- [Aim of the exercise] Of the lines in the listing below, how many hold "JSON"? Answer with the number only.

Collected data
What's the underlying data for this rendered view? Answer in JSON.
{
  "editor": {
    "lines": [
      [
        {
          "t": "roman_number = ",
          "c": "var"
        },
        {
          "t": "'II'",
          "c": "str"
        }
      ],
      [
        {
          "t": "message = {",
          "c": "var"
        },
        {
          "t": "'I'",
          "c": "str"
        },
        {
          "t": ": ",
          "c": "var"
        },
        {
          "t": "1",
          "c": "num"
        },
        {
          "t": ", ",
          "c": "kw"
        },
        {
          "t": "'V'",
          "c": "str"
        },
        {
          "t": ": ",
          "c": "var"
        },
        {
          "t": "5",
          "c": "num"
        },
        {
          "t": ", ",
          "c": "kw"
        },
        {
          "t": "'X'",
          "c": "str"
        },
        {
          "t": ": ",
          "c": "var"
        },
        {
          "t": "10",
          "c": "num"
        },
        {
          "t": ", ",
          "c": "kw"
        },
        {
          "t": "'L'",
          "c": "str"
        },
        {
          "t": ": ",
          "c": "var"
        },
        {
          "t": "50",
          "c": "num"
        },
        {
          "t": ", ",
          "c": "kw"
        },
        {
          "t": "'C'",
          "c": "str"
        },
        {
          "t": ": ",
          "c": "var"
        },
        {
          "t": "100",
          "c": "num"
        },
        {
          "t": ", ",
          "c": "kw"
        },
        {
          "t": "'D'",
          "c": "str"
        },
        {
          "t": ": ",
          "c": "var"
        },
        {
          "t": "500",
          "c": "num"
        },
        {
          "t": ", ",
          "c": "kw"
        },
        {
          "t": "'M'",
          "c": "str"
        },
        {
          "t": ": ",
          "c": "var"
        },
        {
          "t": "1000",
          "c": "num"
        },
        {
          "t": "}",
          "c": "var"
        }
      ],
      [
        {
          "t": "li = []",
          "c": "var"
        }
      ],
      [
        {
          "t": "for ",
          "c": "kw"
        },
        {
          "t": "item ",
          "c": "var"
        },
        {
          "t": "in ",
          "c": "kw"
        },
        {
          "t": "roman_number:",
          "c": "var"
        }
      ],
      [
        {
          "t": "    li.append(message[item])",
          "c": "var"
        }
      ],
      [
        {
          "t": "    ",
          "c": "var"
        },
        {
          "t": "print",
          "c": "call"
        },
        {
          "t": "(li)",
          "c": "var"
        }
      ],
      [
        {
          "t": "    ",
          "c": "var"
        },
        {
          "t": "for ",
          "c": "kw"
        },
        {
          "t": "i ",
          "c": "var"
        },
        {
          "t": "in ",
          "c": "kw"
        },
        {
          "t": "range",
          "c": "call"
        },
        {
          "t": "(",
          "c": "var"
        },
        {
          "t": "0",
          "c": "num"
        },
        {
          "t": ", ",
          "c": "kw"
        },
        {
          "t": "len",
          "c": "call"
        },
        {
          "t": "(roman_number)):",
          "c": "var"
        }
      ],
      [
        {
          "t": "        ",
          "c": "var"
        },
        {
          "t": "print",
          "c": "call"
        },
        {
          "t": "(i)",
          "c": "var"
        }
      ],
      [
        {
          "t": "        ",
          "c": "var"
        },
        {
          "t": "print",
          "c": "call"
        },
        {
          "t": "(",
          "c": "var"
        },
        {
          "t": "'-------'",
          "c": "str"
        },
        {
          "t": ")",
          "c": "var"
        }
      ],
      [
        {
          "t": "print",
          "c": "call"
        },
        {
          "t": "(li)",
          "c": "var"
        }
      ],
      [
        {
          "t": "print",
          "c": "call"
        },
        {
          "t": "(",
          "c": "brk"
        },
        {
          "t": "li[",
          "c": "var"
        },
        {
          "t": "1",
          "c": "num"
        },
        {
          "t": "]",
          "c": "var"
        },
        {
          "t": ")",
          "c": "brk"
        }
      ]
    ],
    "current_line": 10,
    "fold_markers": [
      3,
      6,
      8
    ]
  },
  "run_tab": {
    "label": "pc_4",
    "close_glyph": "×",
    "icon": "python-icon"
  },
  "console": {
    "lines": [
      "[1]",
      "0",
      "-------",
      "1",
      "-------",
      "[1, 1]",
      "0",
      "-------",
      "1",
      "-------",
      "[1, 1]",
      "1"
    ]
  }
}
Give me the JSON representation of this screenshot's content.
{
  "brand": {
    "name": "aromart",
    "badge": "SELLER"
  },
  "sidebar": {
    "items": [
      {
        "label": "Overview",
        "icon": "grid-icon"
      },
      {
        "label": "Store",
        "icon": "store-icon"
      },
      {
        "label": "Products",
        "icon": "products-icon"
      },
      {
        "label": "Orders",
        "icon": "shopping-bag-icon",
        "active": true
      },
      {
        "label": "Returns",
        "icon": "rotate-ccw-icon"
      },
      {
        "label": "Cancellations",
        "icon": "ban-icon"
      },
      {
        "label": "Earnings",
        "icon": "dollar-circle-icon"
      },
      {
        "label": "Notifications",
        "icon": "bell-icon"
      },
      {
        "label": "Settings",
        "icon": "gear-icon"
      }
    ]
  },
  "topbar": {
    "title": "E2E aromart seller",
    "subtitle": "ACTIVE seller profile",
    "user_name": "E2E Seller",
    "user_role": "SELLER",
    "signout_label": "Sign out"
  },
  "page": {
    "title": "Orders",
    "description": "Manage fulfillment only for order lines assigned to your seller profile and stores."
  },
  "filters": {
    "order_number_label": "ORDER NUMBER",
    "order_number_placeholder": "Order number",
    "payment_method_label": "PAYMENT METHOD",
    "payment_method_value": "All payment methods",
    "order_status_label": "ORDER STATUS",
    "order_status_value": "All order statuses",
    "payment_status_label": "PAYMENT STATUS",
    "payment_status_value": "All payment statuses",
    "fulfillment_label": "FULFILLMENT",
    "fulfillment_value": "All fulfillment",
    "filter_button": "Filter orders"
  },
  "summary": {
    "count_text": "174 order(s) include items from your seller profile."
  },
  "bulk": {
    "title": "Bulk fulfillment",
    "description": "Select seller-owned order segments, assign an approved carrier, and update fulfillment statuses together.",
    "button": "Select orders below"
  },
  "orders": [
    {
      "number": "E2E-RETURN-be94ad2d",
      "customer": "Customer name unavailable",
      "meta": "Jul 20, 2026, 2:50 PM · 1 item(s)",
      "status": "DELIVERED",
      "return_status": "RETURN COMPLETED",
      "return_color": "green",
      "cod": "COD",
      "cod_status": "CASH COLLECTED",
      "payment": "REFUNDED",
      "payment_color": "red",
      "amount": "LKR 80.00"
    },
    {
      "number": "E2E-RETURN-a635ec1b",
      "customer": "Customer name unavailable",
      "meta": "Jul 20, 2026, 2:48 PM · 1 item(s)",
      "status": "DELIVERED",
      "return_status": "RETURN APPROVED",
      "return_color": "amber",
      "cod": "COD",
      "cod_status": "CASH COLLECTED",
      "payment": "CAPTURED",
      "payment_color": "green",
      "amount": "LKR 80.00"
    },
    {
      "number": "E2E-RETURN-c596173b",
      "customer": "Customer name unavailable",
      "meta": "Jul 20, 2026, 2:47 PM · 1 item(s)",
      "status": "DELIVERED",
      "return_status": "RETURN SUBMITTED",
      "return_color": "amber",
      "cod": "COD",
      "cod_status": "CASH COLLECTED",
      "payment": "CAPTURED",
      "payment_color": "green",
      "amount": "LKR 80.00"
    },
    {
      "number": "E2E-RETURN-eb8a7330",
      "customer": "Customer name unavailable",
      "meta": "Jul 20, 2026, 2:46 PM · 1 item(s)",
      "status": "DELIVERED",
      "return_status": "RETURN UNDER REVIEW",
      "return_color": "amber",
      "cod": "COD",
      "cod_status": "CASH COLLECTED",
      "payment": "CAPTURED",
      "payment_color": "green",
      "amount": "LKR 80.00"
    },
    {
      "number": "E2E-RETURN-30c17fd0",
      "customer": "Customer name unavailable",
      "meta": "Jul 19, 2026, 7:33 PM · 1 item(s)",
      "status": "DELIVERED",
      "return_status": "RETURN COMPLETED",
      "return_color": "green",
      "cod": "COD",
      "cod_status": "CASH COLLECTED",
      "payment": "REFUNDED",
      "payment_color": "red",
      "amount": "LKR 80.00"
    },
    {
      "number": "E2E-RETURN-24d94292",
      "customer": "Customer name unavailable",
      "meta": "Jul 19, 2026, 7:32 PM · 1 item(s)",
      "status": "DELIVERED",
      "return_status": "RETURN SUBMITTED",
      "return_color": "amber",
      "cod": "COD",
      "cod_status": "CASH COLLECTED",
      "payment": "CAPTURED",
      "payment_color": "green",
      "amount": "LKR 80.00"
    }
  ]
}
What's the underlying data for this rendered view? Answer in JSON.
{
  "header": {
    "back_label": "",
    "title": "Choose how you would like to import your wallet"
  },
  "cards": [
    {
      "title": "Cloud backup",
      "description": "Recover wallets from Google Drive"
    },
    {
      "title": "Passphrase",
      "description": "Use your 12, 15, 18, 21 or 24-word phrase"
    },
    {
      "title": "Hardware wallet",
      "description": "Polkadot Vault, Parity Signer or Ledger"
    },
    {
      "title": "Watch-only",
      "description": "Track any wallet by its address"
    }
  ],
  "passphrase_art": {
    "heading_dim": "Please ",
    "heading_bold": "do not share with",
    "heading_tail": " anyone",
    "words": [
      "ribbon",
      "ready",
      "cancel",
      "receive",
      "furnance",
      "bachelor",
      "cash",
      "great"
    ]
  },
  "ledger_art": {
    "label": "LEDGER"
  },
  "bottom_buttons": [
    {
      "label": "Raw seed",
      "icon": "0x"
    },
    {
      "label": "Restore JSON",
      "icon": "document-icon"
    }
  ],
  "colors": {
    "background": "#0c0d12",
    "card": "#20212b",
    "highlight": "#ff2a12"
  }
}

- [Completed task] 4